DOCUMENT EXTRACT>
┄┄┄┄┄┄
BRIEF DESCRIPTION OF THE DRAWINGS

So that the manner in which the above recited features of the present invention can be understood in detail, a more particular description of the invention, briefly summarized above, may be had by reference to embodiments, some of which are illustrated in the appended drawings. It is to be noted, however, that the appended drawings illustrate only typical embodiments of this invention and are therefore not to be considered limiting of its scope, for the invention may admit to other equally effective embodiments.

FIG. 1 illustrates an iris sensing and acquisition system according to one embodiment of the present invention;

FIG. 2 illustrates a diagram in accordance with a method of the present invention;

FIG. 3 illustrates an image process that combines multiple images according to one embodiment of the present invention; and

FIG. 4 illustrates a block diagram of an image processing device or system according to one embodiment of the present invention.

DETAILED DESCRIPTION

The present invention discloses a system and method for acquiring images in a dynamic environment for use in iris recognition. The present invention allows people to move around while the tasks of iris capturing, processing and recognition are performed. In one embodiment of the present invention, a typical working scenario would involve a person walking toward a portal from a distance, detection of the person, capturing/matching the person's iris image, and invoking a positive or negative signal when the person passes through the portal, or within a reasonable time.

FIG. 1 illustrates an iris sensing and acquisition system 100 according to one embodiment of the present invention. An array of cameras 105, 115 captures a plurality of images within a focus region 104. At least one of the images captured by the array of cameras contains a region having at least a portion of an iris of a subject 102.

In one embodiment, a wide-field-of-view (WFOV) camera 105 detects faces, finds eyes and identifies the region-of-interest (ROI) for iris while allowing a subject 102 to move around. The ROI information is sent to a selector 110 to control the selection of an array of narrow-field-of-view (NFOV) camera(s) 115 for capturing a plurality of iris images. In one embodiment, the plurality of iris images comprises a sequence of high resolution iris images. The array of NFOV cameras 115 may comprise fixed and/or pan-tilt-zoom cameras. In addition, a depth map of the ROI may be automatically estimated to assist the selection of NFOV cameras 115. The depth estimation can be accomplished in many ways, e.g., stereo camera, infrared, ultrasound, ladar. To increase the system flexibility, NFOV cameras with increased capturing range can be used. In one embodiment, an array of NFOV cameras 115 may be operable to implement the present invention without the use of WFOV camera(s) 105.
┄┄┄┄┄┄
SHORT EXERCISE A>
According to the iris recognition excerpt, what methods can be used to accomplish the depth estimation?
SHORT EXERCISE B>
Write the next part of the iris recognition excerpt, picking up after its final sentence.
The entries are provided for reference only and are not needed for this work.

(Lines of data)
┄┄┄┄┄┄
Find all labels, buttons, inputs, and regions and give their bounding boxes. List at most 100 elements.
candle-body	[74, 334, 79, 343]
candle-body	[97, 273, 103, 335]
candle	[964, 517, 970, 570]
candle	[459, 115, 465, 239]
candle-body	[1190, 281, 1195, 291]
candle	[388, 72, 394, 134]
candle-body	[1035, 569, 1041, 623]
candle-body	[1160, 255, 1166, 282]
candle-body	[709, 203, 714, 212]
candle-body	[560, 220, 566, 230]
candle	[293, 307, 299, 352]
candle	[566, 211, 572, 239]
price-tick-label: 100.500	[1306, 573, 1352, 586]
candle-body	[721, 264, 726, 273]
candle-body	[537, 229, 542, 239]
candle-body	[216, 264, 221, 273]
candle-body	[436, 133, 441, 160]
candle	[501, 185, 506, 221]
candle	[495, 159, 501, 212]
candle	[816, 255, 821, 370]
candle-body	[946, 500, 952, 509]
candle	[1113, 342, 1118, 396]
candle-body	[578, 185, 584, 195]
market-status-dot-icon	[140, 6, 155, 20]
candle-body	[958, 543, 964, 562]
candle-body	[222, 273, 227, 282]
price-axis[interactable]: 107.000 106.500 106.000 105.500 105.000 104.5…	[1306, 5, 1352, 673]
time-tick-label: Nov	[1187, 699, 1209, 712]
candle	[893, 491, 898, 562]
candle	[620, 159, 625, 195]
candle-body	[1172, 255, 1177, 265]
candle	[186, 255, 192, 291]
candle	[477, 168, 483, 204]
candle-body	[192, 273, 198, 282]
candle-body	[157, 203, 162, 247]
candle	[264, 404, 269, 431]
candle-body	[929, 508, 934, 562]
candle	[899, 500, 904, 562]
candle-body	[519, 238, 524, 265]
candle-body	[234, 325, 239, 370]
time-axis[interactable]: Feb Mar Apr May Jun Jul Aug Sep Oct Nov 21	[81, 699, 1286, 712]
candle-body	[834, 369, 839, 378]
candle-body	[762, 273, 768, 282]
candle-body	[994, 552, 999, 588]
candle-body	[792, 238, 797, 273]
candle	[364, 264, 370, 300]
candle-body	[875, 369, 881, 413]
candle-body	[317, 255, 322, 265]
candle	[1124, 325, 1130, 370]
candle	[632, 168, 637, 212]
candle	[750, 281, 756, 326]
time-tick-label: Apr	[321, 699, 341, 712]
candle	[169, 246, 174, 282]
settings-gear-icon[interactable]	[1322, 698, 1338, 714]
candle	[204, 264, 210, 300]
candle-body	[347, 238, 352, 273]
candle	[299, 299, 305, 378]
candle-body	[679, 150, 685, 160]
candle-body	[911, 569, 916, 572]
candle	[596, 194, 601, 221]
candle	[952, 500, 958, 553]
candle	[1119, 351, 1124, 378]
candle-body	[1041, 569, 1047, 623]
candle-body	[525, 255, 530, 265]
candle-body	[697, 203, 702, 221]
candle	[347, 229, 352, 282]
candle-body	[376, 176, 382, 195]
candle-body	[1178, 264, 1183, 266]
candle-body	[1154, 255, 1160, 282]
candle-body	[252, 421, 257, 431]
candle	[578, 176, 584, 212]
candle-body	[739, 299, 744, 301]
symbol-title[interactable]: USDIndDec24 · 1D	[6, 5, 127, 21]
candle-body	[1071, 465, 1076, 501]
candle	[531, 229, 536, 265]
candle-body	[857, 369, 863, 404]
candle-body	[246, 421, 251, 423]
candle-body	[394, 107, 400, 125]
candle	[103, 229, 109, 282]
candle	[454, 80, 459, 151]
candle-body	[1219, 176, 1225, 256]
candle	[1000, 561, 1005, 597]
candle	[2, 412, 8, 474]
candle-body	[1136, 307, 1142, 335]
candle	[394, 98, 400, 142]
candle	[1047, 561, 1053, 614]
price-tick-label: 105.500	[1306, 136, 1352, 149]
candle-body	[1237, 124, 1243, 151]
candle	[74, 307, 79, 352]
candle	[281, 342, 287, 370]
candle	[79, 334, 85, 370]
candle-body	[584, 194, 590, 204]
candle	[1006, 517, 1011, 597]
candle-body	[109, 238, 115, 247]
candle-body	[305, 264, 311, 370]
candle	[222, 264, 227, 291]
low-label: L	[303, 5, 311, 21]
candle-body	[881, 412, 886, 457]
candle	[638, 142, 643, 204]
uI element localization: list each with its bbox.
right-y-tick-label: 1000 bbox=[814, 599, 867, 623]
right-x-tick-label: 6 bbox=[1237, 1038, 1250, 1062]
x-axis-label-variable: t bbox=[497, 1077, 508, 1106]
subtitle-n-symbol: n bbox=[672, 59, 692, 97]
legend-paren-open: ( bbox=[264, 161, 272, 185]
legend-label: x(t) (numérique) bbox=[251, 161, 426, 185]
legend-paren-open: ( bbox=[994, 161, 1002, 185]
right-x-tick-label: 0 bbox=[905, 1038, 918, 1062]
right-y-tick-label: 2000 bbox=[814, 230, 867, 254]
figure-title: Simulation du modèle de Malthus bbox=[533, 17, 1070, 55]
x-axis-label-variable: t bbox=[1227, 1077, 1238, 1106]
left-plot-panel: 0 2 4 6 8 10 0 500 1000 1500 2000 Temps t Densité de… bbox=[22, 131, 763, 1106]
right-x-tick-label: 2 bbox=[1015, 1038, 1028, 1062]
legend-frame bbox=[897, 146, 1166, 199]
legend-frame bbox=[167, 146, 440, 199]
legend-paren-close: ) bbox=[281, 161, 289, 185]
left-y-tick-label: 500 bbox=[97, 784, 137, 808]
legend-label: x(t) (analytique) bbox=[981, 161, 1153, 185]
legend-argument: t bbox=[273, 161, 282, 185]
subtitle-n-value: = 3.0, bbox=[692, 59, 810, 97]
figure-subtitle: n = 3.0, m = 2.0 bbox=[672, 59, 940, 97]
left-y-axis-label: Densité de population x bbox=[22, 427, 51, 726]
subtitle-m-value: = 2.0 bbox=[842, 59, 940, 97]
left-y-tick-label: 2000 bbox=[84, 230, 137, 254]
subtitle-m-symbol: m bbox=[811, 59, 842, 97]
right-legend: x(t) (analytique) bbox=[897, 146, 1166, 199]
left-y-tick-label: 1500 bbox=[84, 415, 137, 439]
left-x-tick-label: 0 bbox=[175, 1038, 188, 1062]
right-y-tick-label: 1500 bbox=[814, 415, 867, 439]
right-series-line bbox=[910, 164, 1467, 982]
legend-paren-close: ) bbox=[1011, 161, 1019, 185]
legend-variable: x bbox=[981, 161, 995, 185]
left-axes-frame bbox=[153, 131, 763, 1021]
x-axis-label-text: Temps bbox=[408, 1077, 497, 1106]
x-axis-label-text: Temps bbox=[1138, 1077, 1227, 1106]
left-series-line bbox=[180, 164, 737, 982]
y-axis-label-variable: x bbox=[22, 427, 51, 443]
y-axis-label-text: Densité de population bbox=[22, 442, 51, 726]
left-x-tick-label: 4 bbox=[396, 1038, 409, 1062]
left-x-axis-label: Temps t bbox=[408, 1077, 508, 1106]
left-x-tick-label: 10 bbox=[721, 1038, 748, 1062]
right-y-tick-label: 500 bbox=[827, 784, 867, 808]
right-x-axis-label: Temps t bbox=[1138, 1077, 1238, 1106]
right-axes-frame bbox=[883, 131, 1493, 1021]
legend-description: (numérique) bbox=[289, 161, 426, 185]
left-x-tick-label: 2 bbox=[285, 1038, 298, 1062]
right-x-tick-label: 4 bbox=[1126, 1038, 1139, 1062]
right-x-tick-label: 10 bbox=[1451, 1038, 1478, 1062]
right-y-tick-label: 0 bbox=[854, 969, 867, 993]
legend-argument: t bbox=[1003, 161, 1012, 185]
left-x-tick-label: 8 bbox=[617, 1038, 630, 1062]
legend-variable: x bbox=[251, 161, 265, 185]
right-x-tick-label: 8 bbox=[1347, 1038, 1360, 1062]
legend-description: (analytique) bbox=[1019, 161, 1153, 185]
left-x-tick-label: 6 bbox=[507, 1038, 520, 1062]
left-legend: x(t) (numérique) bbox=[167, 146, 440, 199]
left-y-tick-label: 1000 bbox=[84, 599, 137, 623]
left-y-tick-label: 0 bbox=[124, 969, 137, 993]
┄┄┄┄┄┄
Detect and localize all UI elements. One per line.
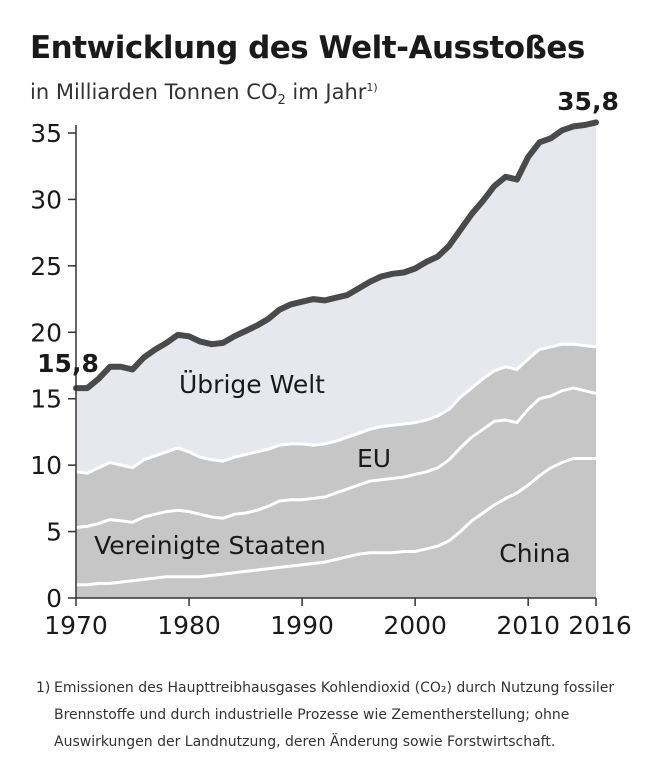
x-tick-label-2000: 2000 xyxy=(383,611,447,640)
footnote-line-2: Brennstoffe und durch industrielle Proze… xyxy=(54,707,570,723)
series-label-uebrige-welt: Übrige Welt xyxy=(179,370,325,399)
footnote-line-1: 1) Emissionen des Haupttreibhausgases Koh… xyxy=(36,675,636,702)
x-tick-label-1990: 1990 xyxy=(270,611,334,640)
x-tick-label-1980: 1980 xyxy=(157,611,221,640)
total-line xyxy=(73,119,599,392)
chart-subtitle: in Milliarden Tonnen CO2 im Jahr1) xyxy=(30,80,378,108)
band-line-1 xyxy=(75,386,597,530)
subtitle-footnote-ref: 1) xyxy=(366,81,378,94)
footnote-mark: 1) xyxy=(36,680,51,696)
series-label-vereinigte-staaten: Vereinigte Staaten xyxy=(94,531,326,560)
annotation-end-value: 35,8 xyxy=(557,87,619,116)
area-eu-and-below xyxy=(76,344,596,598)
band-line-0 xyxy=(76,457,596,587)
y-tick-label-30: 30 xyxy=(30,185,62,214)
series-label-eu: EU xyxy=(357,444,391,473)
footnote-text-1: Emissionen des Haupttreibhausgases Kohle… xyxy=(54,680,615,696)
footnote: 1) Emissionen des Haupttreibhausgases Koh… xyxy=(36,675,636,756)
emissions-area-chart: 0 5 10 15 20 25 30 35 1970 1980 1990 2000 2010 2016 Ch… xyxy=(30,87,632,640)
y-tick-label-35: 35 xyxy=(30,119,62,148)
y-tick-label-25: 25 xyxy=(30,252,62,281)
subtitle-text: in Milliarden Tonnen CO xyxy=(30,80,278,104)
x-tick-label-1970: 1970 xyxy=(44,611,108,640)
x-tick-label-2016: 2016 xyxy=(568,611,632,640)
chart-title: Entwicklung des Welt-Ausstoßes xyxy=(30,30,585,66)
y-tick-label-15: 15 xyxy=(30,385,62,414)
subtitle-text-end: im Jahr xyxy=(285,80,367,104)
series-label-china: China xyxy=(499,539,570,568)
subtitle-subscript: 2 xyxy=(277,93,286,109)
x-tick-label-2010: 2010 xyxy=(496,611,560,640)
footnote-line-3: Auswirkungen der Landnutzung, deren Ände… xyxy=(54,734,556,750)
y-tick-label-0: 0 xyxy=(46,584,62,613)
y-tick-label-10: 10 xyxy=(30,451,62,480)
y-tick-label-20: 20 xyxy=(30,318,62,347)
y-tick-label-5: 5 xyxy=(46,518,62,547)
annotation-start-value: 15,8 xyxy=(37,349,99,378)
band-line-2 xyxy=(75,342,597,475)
┄┄┄┄┄┄
EXERCISE OUTPUT A>
Stereo camera, infrared, ultrasound, and ladar.

EXERCISE OUTPUT B>
As the captured iris image sequence is from a moving person, it is important for the system to process the images sufficiently, including for example, noise reduction, image composition, and feature enhancement. The processed iris pictures are then sent to an iris recognition module 120 for matching and identification. To actively improve the signal-to-noise ratio (SNR) and enhance the quality of an acquired iris image, an illumination device 125, such as active, invisible infrared LED lighting with shutter controller 130 may be used. In addition, image quality control module (IQCM) 150 selects or enhances an iris image by combining multiple input images before feeding them into iris recognition module 120.

A processed iris image is fed into the iris recognition module 120 for feature extraction, pattern matching, and person identification. One skilled in the art would recognize that the features of selector 110 and modules 135, 140, 150 of the present invention could be implemented by recognizer 120.

An iris model database 145 is provided for use in the matching process. Database 145 contains iris images or extracted pattern features. The data from the iris model database 145 is used for iris pattern matching with iris images obtained by recognizer 120.

FIG. 2 illustrates a diagram in accordance with a method 200 of the present invention. Method 200 starts in step 205 and proceeds to step 210.

In one embodiment, the iris image capturing task is divided into two modules—iris sensing and iris acquiring. The iris sensing module monitors a designated spatial region for any activities using the WFOV stereo pair. If an individual appears in the scene, a head-face-eye finder 135 is activated to locate the eyes and estimate the ROI (and depth) of the eyes. A high resolution iris image is then acquired by a chosen NFOV camera selected based on the ROI (and depth) information supplied from the sensing module.

In step 210, a plurality of cameras is used to capture a plurality of images. At least one of the plurality of images captured by the plurality of cameras contains at least a portion of an iris.

To reliably match and identify an iris pattern, a picture of an iris typically should be at least 150 pixels in diameter. With average diameter of an iris about 1.0 cm, a conventional camera with 512×512 resolution can only cover a spatial area of 3.0×3.0 cm². In one embodiment, to overcome this limitation, an active vision system using WFOV cameras, an NFOV camera, and a pen/tilt unit may be used. However, this configuration uses slow mechanical motors, requires maintenance, and can significantly reduce the system response time. To overcome these limitations, the present invention uses a WFOV stereo camera pair and an array of static high resolution NFOV cameras to improve the spatial capturing range and the temporal response time (i.e., handling of human motion).

In one embodiment, a WFOV camera apparatus 105 catches and analyzes the wide field of view of the scene. Augmented with depth information (supplied from a separate depth detector or from the WFOV camera's own stereo image pair), the head-face-eye finder 135 detects the location of the head, face, and the eyes by searching through the images obtained from WFOV cameras 105.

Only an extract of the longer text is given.